▸ **YOUR OBJECTIVE**: All of the records are to be copied out exactly, with nothing left out.
─── RECORDS FOR THE TASK
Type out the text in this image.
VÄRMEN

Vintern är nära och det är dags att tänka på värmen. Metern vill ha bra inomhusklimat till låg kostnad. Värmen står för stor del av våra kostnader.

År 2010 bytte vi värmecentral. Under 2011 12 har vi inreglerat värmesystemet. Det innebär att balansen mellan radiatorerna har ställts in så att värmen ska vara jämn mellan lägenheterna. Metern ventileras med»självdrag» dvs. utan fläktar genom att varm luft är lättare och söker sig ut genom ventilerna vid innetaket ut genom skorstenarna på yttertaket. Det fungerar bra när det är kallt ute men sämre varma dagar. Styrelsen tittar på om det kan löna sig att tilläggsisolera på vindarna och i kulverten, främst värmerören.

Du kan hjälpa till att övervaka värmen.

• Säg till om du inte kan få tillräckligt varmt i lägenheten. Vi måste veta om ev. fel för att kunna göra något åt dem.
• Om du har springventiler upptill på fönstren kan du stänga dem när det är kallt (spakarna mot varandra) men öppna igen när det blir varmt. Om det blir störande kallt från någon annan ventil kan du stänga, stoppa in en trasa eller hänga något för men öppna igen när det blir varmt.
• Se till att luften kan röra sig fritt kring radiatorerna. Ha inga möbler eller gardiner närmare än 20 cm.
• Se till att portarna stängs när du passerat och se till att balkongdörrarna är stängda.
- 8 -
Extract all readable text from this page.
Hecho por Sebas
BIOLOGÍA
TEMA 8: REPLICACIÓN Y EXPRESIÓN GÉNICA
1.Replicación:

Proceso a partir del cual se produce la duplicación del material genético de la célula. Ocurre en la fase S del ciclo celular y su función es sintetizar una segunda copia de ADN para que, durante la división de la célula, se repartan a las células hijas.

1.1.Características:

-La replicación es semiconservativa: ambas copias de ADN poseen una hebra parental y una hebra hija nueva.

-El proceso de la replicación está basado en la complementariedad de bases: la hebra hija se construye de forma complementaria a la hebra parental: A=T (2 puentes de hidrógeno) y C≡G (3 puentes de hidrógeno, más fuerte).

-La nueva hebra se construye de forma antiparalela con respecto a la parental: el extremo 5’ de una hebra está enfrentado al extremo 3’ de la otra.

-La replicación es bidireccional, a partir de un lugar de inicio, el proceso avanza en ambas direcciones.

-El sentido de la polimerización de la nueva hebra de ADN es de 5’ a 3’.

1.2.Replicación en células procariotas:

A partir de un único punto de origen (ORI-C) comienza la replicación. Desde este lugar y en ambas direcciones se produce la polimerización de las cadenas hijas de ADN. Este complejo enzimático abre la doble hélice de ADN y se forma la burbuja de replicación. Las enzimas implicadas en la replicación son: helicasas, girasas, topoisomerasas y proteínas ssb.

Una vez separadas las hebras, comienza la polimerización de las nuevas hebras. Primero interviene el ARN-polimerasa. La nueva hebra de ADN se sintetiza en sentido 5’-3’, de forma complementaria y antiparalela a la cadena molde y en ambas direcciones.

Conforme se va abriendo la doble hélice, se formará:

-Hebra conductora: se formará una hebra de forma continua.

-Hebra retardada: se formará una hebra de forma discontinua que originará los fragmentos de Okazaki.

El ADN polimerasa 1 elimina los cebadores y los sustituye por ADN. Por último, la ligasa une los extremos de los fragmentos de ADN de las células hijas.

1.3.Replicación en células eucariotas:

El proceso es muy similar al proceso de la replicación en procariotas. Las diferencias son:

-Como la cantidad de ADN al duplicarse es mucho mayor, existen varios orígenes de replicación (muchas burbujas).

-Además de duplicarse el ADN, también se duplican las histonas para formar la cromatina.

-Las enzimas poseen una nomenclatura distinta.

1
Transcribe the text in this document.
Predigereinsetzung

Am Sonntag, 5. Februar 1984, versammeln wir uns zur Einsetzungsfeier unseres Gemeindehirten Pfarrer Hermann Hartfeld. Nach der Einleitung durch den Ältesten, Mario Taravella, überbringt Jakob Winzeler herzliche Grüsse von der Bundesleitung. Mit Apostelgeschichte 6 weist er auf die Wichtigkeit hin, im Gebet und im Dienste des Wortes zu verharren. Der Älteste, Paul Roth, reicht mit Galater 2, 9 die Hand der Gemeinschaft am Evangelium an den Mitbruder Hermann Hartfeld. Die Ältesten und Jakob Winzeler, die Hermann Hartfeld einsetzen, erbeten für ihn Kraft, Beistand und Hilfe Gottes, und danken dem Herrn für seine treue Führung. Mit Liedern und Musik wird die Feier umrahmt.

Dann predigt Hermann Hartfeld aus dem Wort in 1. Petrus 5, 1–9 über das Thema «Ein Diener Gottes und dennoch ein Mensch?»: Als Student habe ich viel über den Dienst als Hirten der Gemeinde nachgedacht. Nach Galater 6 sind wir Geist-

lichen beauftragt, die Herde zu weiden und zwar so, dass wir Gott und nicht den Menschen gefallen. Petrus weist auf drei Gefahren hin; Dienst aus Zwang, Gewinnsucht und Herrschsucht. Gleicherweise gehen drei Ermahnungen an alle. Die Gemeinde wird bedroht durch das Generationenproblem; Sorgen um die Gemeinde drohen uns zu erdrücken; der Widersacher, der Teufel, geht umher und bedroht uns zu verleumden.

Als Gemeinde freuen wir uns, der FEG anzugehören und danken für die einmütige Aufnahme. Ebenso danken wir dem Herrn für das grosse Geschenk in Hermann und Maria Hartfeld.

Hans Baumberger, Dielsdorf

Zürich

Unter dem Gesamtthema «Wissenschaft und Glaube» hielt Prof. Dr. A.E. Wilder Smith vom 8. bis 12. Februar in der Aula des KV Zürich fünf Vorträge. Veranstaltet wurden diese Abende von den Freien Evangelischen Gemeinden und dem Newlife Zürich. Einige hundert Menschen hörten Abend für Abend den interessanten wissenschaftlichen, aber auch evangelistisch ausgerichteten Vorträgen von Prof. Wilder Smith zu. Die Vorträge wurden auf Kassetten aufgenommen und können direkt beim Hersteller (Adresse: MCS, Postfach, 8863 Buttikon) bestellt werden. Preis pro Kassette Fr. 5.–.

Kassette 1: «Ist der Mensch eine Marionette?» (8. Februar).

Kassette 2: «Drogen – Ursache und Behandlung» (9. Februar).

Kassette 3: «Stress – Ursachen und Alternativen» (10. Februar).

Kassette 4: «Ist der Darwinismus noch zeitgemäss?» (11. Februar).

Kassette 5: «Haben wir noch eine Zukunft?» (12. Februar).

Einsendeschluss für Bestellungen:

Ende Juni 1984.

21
──────
▸ **FINISHED EXERCISE**:
Type out the text in this image.
VÄRMEN

Vintern är nära och det är dags att tänka på värmen. Metern vill ha bra inomhusklimat till låg kostnad. Värmen står för stor del av våra kostnader.

År 2010 bytte vi värmecentral. Under 2011 12 har vi inreglerat värmesystemet. Det innebär att balansen mellan radiatorerna har ställts in så att värmen ska vara jämn mellan lägenheterna. Metern ventileras med»självdrag» dvs. utan fläktar genom att varm luft är lättare och söker sig ut genom ventilerna vid innetaket ut genom skorstenarna på yttertaket. Det fungerar bra när det är kallt ute men sämre varma dagar. Styrelsen tittar på om det kan löna sig att tilläggsisolera på vindarna och i kulverten, främst värmerören.

Du kan hjälpa till att övervaka värmen.

• Säg till om du inte kan få tillräckligt varmt i lägenheten. Vi måste veta om ev. fel för att kunna göra något åt dem.
• Om du har springventiler upptill på fönstren kan du stänga dem när det är kallt (spakarna mot varandra) men öppna igen när det blir varmt. Om det blir störande kallt från någon annan ventil kan du stänga, stoppa in en trasa eller hänga något för men öppna igen när det blir varmt.
• Se till att luften kan röra sig fritt kring radiatorerna. Ha inga möbler eller gardiner närmare än 20 cm.
• Se till att portarna stängs när du passerat och se till att balkongdörrarna är stängda.
- 8 -
Extract all readable text from this page.
Hecho por Sebas
BIOLOGÍA
TEMA 8: REPLICACIÓN Y EXPRESIÓN GÉNICA
1.Replicación:

Proceso a partir del cual se produce la duplicación del material genético de la célula. Ocurre en la fase S del ciclo celular y su función es sintetizar una segunda copia de ADN para que, durante la división de la célula, se repartan a las células hijas.

1.1.Características:

-La replicación es semiconservativa: ambas copias de ADN poseen una hebra parental y una hebra hija nueva.

-El proceso de la replicación está basado en la complementariedad de bases: la hebra hija se construye de forma complementaria a la hebra parental: A=T (2 puentes de hidrógeno) y C≡G (3 puentes de hidrógeno, más fuerte).

-La nueva hebra se construye de forma antiparalela con respecto a la parental: el extremo 5’ de una hebra está enfrentado al extremo 3’ de la otra.

-La replicación es bidireccional, a partir de un lugar de inicio, el proceso avanza en ambas direcciones.

-El sentido de la polimerización de la nueva hebra de ADN es de 5’ a 3’.

1.2.Replicación en células procariotas:

A partir de un único punto de origen (ORI-C) comienza la replicación. Desde este lugar y en ambas direcciones se produce la polimerización de las cadenas hijas de ADN. Este complejo enzimático abre la doble hélice de ADN y se forma la burbuja de replicación. Las enzimas implicadas en la replicación son: helicasas, girasas, topoisomerasas y proteínas ssb.

Una vez separadas las hebras, comienza la polimerización de las nuevas hebras. Primero interviene el ARN-polimerasa. La nueva hebra de ADN se sintetiza en sentido 5’-3’, de forma complementaria y antiparalela a la cadena molde y en ambas direcciones.

Conforme se va abriendo la doble hélice, se formará:

-Hebra conductora: se formará una hebra de forma continua.

-Hebra retardada: se formará una hebra de forma discontinua que originará los fragmentos de Okazaki.

El ADN polimerasa 1 elimina los cebadores y los sustituye por ADN. Por último, la ligasa une los extremos de los fragmentos de ADN de las células hijas.

1.3.Replicación en células eucariotas:

El proceso es muy similar al proceso de la replicación en procariotas. Las diferencias son:

-Como la cantidad de ADN al duplicarse es mucho mayor, existen varios orígenes de replicación (muchas burbujas).

-Además de duplicarse el ADN, también se duplican las histonas para formar la cromatina.

-Las enzimas poseen una nomenclatura distinta.

1
Transcribe the text in this document.
Predigereinsetzung

Am Sonntag, 5. Februar 1984, versammeln wir uns zur Einsetzungsfeier unseres Gemeindehirten Pfarrer Hermann Hartfeld. Nach der Einleitung durch den Ältesten, Mario Taravella, überbringt Jakob Winzeler herzliche Grüsse von der Bundesleitung. Mit Apostelgeschichte 6 weist er auf die Wichtigkeit hin, im Gebet und im Dienste des Wortes zu verharren. Der Älteste, Paul Roth, reicht mit Galater 2, 9 die Hand der Gemeinschaft am Evangelium an den Mitbruder Hermann Hartfeld. Die Ältesten und Jakob Winzeler, die Hermann Hartfeld einsetzen, erbeten für ihn Kraft, Beistand und Hilfe Gottes, und danken dem Herrn für seine treue Führung. Mit Liedern und Musik wird die Feier umrahmt.

Dann predigt Hermann Hartfeld aus dem Wort in 1. Petrus 5, 1–9 über das Thema «Ein Diener Gottes und dennoch ein Mensch?»: Als Student habe ich viel über den Dienst als Hirten der Gemeinde nachgedacht. Nach Galater 6 sind wir Geist-

lichen beauftragt, die Herde zu weiden und zwar so, dass wir Gott und nicht den Menschen gefallen. Petrus weist auf drei Gefahren hin; Dienst aus Zwang, Gewinnsucht und Herrschsucht. Gleicherweise gehen drei Ermahnungen an alle. Die Gemeinde wird bedroht durch das Generationenproblem; Sorgen um die Gemeinde drohen uns zu erdrücken; der Widersacher, der Teufel, geht umher und bedroht uns zu verleumden.

Als Gemeinde freuen wir uns, der FEG anzugehören und danken für die einmütige Aufnahme. Ebenso danken wir dem Herrn für das grosse Geschenk in Hermann und Maria Hartfeld.

Hans Baumberger, Dielsdorf

Zürich

Unter dem Gesamtthema «Wissenschaft und Glaube» hielt Prof. Dr. A.E. Wilder Smith vom 8. bis 12. Februar in der Aula des KV Zürich fünf Vorträge. Veranstaltet wurden diese Abende von den Freien Evangelischen Gemeinden und dem Newlife Zürich. Einige hundert Menschen hörten Abend für Abend den interessanten wissenschaftlichen, aber auch evangelistisch ausgerichteten Vorträgen von Prof. Wilder Smith zu. Die Vorträge wurden auf Kassetten aufgenommen und können direkt beim Hersteller (Adresse: MCS, Postfach, 8863 Buttikon) bestellt werden. Preis pro Kassette Fr. 5.–.

Kassette 1: «Ist der Mensch eine Marionette?» (8. Februar).

Kassette 2: «Drogen – Ursache und Behandlung» (9. Februar).

Kassette 3: «Stress – Ursachen und Alternativen» (10. Februar).

Kassette 4: «Ist der Darwinismus noch zeitgemäss?» (11. Februar).

Kassette 5: «Haben wir noch eine Zukunft?» (12. Februar).

Einsendeschluss für Bestellungen:

Ende Juni 1984.

21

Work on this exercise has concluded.